- _WHAT IS NEEDED_:
Give back the full material, exactly as it reads.

* Begin INFORMATION GIVEN *

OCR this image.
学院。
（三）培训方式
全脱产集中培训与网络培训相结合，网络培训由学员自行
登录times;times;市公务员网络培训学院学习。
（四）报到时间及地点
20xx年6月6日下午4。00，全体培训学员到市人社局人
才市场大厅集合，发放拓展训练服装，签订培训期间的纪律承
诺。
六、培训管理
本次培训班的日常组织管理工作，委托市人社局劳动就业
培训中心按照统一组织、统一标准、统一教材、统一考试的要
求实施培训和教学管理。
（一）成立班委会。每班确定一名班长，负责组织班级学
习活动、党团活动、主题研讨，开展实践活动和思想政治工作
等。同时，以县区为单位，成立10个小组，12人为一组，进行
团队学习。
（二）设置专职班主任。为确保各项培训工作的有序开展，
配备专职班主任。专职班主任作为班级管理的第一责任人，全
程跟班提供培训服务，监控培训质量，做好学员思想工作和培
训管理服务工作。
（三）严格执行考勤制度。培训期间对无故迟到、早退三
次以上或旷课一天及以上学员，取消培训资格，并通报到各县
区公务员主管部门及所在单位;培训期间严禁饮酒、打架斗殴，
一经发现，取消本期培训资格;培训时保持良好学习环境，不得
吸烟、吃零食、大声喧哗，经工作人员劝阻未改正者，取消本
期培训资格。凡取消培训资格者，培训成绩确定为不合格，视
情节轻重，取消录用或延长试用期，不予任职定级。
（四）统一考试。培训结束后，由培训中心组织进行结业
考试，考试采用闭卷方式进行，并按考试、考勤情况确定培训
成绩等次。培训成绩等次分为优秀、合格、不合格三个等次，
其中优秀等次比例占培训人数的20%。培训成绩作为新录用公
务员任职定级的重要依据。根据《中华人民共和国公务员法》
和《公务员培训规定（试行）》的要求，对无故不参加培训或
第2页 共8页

* End INFORMATION GIVEN *

- _TASK OUTPUT_:
OCR this image.
学院。
（三）培训方式
全脱产集中培训与网络培训相结合，网络培训由学员自行
登录times;times;市公务员网络培训学院学习。
（四）报到时间及地点
20xx年6月6日下午4。00，全体培训学员到市人社局人
才市场大厅集合，发放拓展训练服装，签订培训期间的纪律承
诺。
六、培训管理
本次培训班的日常组织管理工作，委托市人社局劳动就业
培训中心按照统一组织、统一标准、统一教材、统一考试的要
求实施培训和教学管理。
（一）成立班委会。每班确定一名班长，负责组织班级学
习活动、党团活动、主题研讨，开展实践活动和思想政治工作
等。同时，以县区为单位，成立10个小组，12人为一组，进行
团队学习。
（二）设置专职班主任。为确保各项培训工作的有序开展，
配备专职班主任。专职班主任作为班级管理的第一责任人，全
程跟班提供培训服务，监控培训质量，做好学员思想工作和培
训管理服务工作。
（三）严格执行考勤制度。培训期间对无故迟到、早退三
次以上或旷课一天及以上学员，取消培训资格，并通报到各县
区公务员主管部门及所在单位;培训期间严禁饮酒、打架斗殴，
一经发现，取消本期培训资格;培训时保持良好学习环境，不得
吸烟、吃零食、大声喧哗，经工作人员劝阻未改正者，取消本
期培训资格。凡取消培训资格者，培训成绩确定为不合格，视
情节轻重，取消录用或延长试用期，不予任职定级。
（四）统一考试。培训结束后，由培训中心组织进行结业
考试，考试采用闭卷方式进行，并按考试、考勤情况确定培训
成绩等次。培训成绩等次分为优秀、合格、不合格三个等次，
其中优秀等次比例占培训人数的20%。培训成绩作为新录用公
务员任职定级的重要依据。根据《中华人民共和国公务员法》
和《公务员培训规定（试行）》的要求，对无故不参加培训或
第2页 共8页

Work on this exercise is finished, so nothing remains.